-- TASK INPUT start --
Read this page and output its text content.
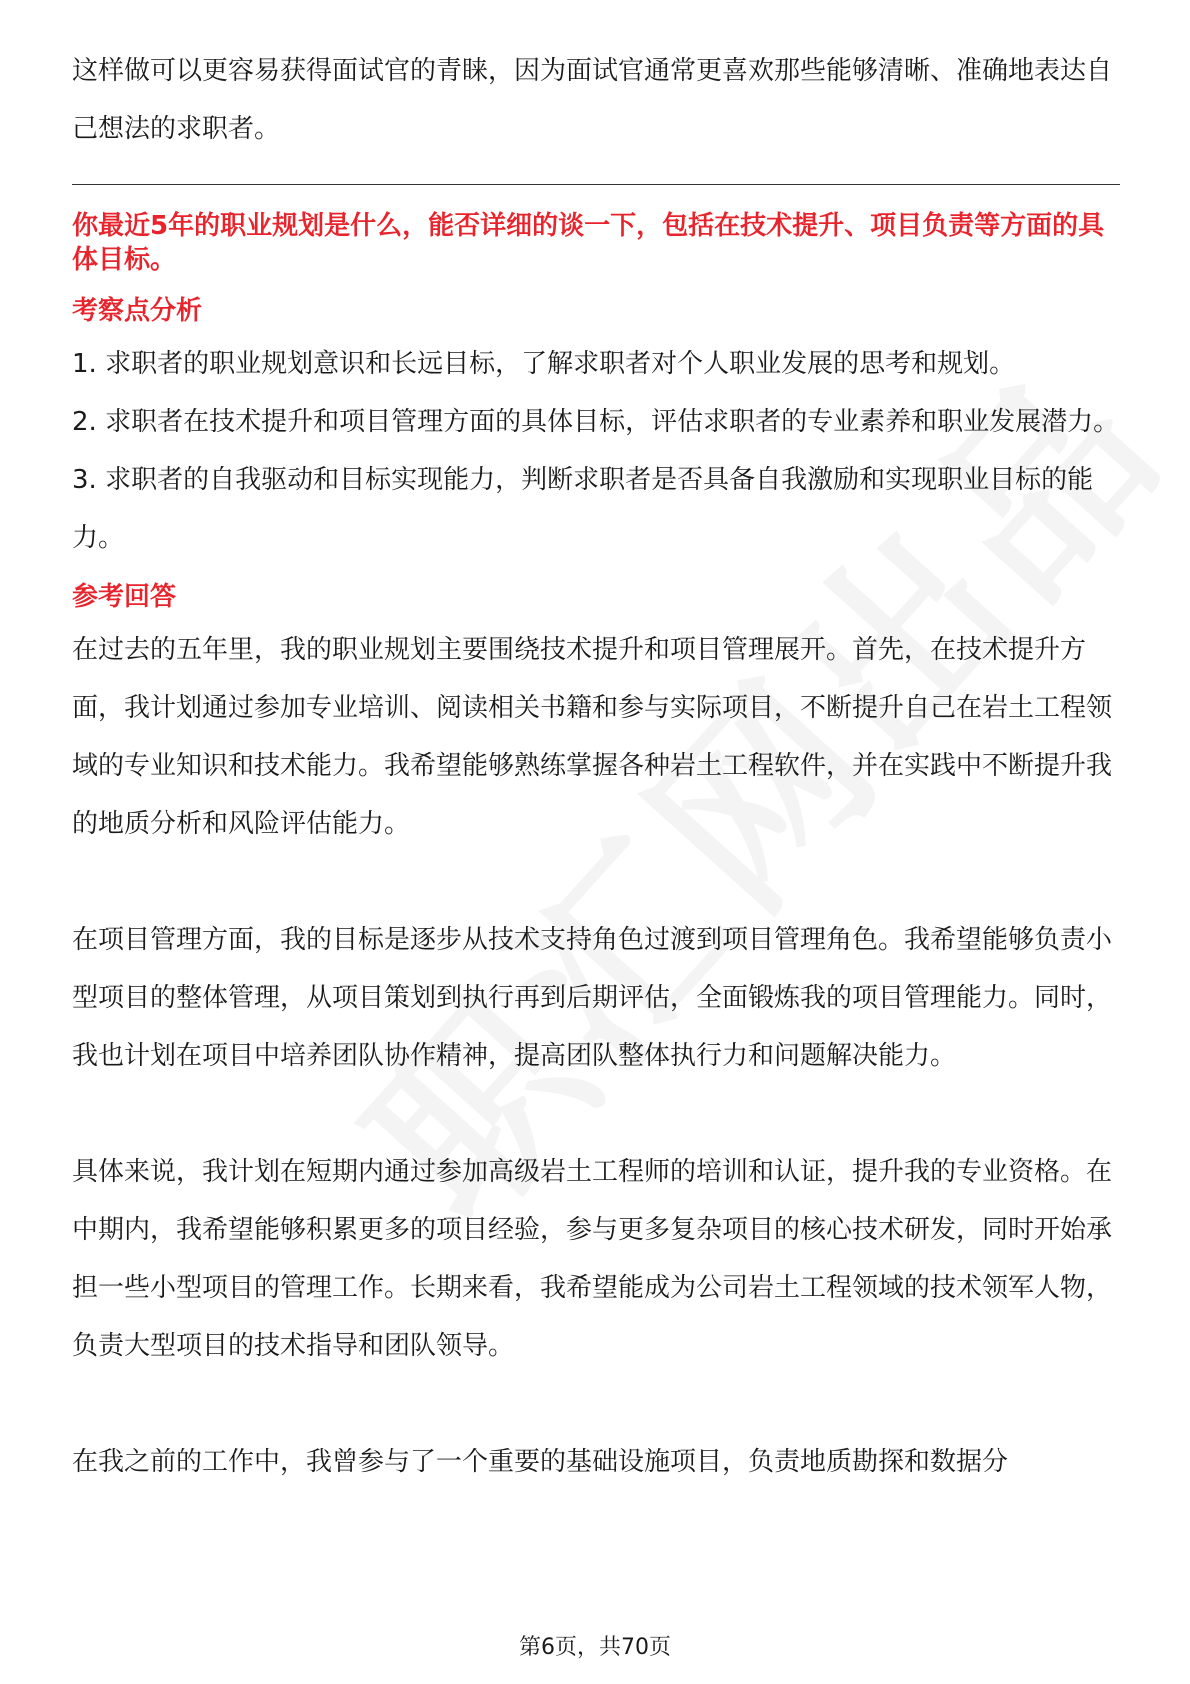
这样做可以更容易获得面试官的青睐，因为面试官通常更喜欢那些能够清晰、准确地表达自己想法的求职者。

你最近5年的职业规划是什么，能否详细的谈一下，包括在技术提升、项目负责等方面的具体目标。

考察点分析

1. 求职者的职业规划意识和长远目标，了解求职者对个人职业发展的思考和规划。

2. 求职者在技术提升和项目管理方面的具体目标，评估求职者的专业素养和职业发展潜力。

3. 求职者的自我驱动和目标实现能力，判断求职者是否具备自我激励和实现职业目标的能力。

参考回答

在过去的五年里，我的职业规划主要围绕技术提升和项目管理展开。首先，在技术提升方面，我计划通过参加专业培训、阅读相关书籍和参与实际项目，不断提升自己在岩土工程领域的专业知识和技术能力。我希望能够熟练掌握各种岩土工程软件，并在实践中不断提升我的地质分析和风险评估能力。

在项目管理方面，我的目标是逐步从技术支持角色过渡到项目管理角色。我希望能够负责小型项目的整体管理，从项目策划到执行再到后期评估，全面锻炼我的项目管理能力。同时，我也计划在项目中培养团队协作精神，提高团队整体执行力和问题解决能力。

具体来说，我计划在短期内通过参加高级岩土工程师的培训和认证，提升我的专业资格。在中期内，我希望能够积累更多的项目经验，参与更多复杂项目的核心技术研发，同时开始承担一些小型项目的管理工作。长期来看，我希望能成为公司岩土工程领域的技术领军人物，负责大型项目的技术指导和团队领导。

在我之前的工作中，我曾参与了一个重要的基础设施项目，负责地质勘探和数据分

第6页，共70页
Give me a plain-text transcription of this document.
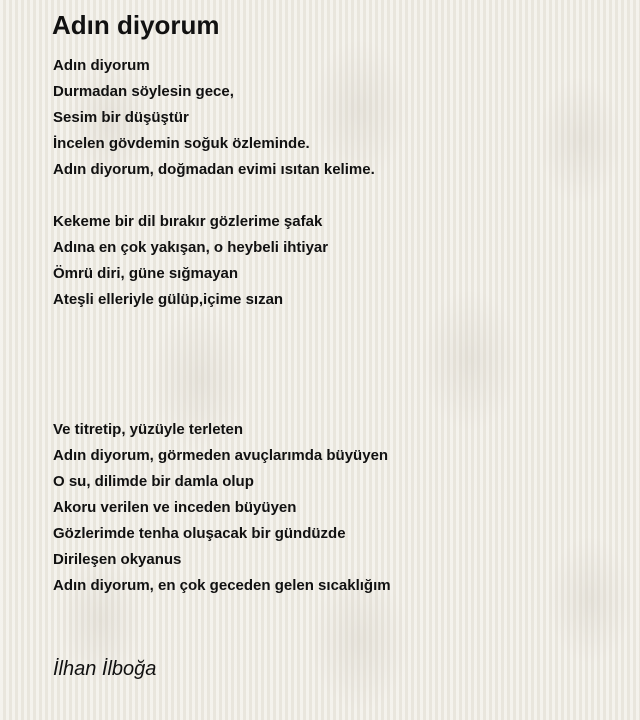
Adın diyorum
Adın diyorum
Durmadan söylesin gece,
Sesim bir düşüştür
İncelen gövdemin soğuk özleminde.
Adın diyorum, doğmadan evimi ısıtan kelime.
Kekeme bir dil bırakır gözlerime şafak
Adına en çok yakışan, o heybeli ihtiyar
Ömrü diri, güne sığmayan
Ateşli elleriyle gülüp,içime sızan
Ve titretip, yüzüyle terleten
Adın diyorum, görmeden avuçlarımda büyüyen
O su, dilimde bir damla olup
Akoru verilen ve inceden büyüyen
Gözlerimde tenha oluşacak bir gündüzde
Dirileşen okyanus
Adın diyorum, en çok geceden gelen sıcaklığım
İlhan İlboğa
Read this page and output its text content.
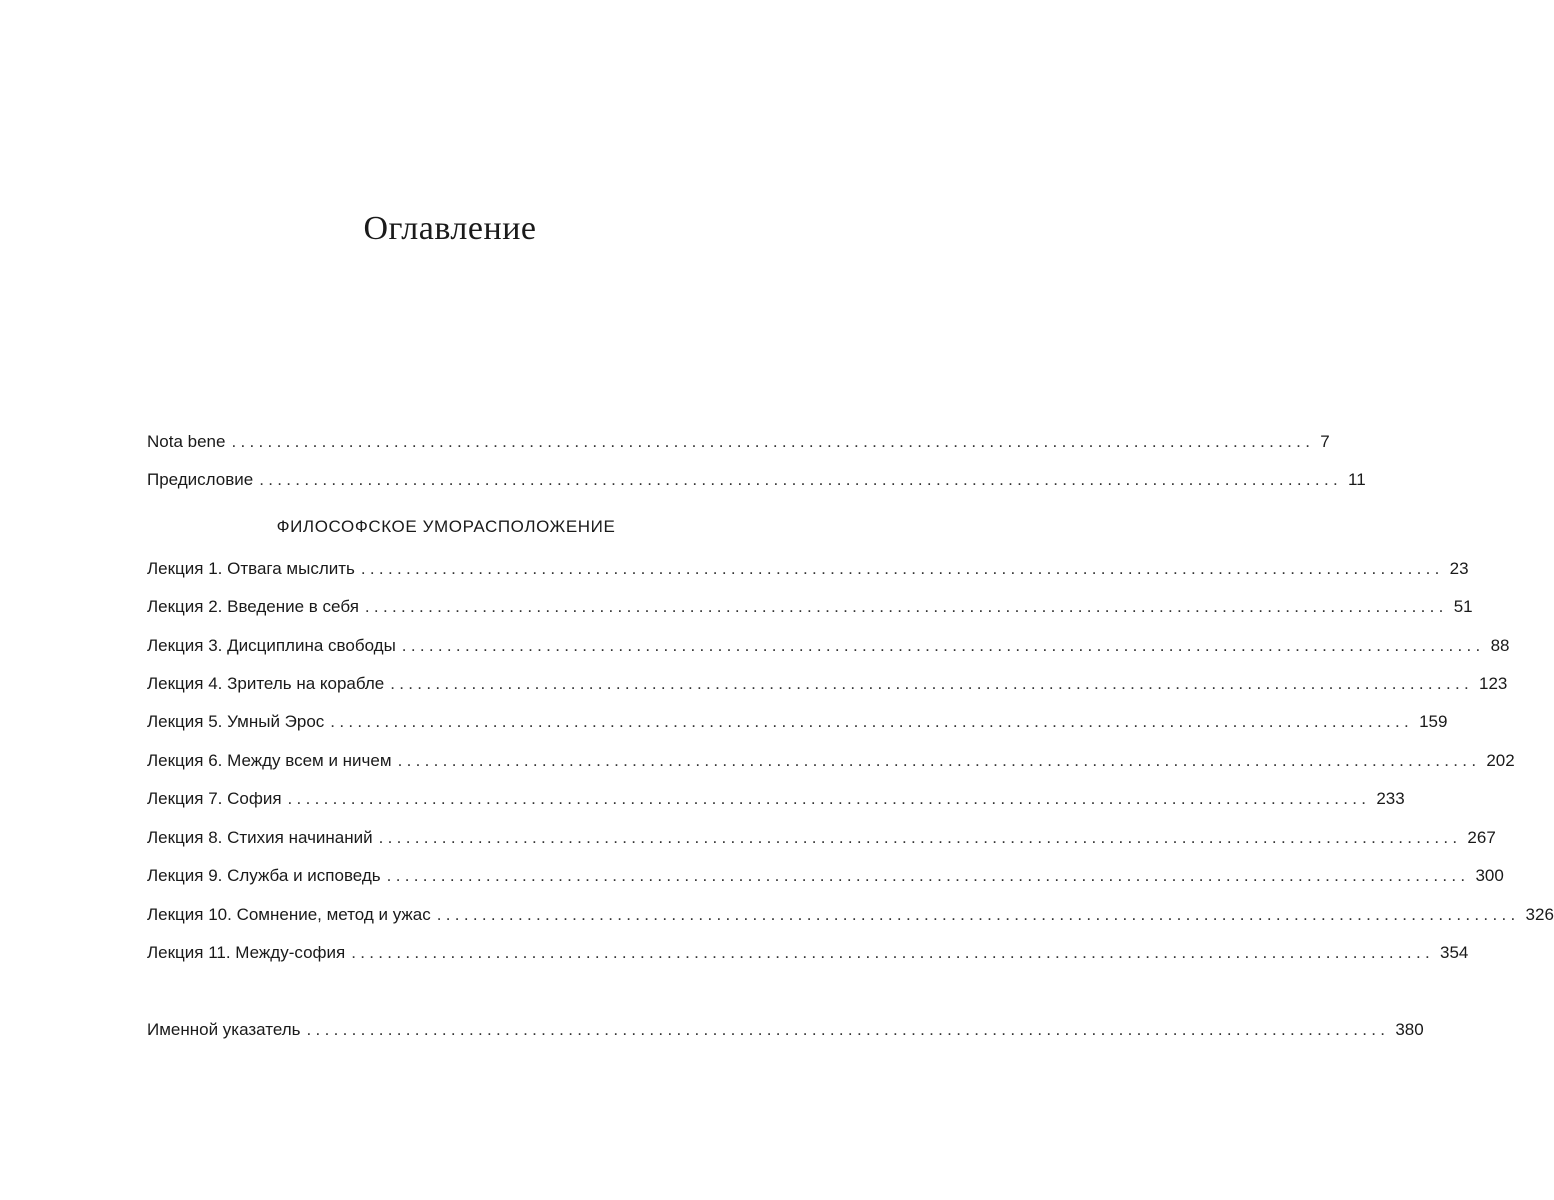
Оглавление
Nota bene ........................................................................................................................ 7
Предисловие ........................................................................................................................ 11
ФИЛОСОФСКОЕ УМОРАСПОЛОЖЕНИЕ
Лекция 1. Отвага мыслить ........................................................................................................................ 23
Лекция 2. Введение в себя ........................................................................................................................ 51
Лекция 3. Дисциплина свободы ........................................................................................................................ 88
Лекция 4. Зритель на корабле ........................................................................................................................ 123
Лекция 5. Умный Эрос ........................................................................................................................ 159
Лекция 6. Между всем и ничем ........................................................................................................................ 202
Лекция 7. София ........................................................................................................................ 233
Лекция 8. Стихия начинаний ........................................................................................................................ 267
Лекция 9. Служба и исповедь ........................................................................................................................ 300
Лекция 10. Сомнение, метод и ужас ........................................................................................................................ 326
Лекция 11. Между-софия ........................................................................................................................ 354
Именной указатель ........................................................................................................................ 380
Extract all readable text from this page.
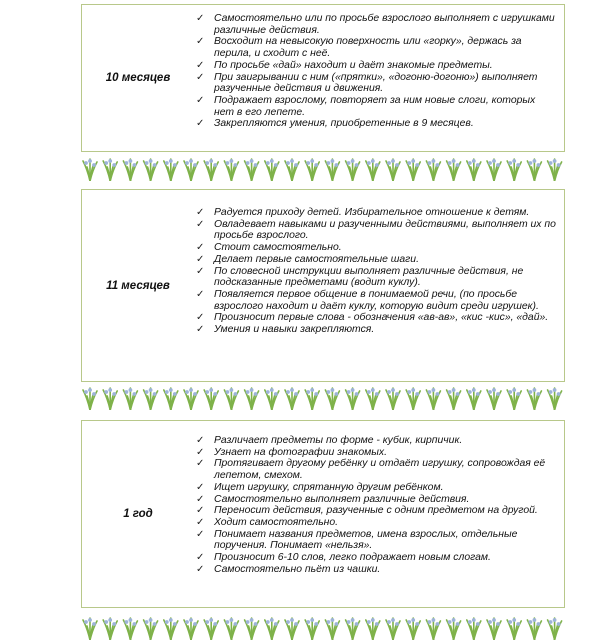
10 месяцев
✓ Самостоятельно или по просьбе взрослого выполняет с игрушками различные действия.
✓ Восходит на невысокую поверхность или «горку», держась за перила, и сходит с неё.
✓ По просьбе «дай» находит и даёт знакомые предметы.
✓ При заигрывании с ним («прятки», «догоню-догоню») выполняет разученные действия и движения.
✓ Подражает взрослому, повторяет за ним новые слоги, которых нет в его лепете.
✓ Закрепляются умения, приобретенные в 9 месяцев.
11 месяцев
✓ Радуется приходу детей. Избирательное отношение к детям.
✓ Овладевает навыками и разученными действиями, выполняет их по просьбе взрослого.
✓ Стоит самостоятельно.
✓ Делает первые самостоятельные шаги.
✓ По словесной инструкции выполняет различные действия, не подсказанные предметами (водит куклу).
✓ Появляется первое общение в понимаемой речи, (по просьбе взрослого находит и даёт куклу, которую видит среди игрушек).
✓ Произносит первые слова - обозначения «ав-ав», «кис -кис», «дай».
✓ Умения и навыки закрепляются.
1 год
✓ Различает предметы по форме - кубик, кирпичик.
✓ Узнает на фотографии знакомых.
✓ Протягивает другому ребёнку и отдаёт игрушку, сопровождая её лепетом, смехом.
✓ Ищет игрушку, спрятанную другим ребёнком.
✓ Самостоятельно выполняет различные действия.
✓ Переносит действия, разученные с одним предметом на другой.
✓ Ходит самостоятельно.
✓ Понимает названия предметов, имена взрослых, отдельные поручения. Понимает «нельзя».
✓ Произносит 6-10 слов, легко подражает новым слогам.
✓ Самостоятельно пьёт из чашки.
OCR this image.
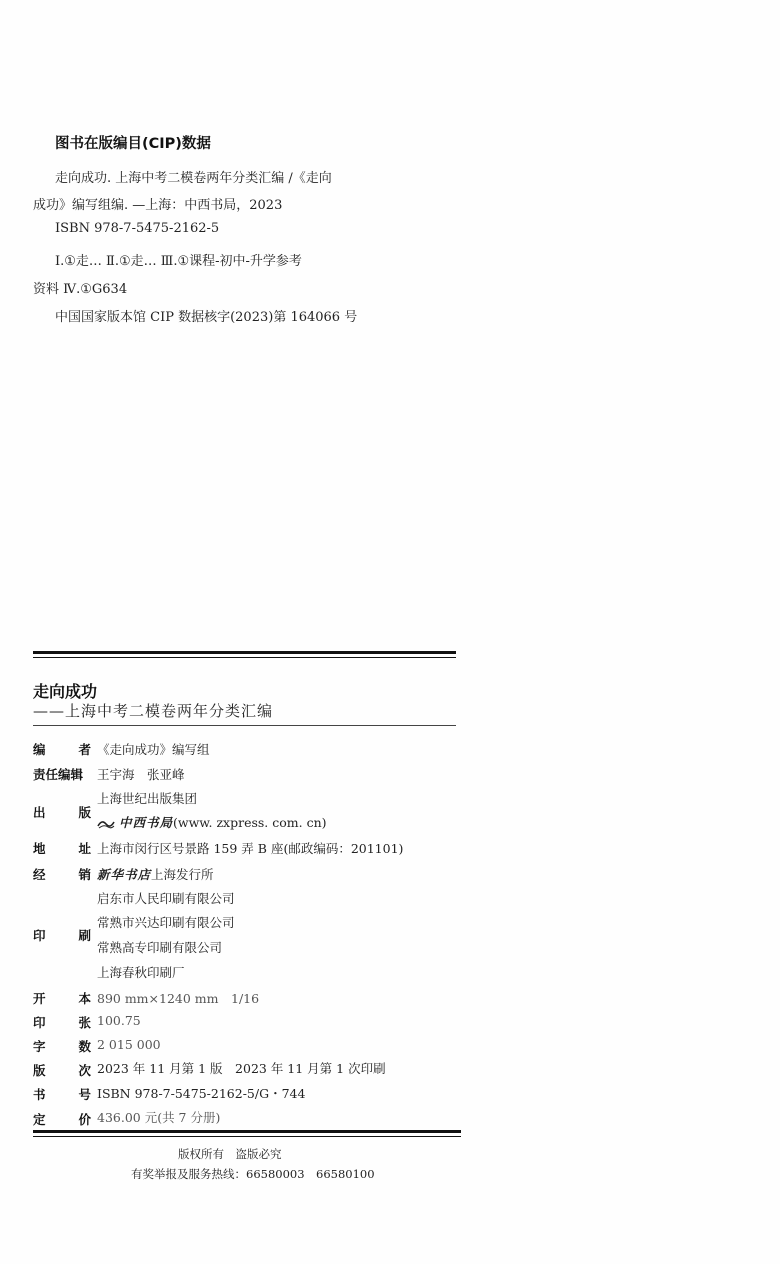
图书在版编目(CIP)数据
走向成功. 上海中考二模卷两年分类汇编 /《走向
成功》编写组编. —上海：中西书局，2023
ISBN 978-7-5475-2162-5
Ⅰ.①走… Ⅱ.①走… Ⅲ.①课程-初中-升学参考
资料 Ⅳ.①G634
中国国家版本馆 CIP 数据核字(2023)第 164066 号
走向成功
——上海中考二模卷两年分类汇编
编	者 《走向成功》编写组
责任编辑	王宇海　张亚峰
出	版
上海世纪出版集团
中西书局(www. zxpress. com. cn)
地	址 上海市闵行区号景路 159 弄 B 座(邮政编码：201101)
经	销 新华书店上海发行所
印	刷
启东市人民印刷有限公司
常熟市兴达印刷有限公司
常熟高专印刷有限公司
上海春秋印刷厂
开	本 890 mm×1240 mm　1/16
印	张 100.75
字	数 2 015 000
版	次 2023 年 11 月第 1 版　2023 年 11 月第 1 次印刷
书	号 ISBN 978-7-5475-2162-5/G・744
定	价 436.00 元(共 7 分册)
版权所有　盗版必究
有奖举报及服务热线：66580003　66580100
-- TASK INPUT end --
### SHORT PROBLEM
Find the lines holding "находит" and list every one.

### REPLY
✓ По просьбе «дай» находит и даёт знакомые предметы.
✓ Появляется первое общение в понимаемой речи, (по просьбе взрослого находит и даёт куклу, которую видит среди игрушек).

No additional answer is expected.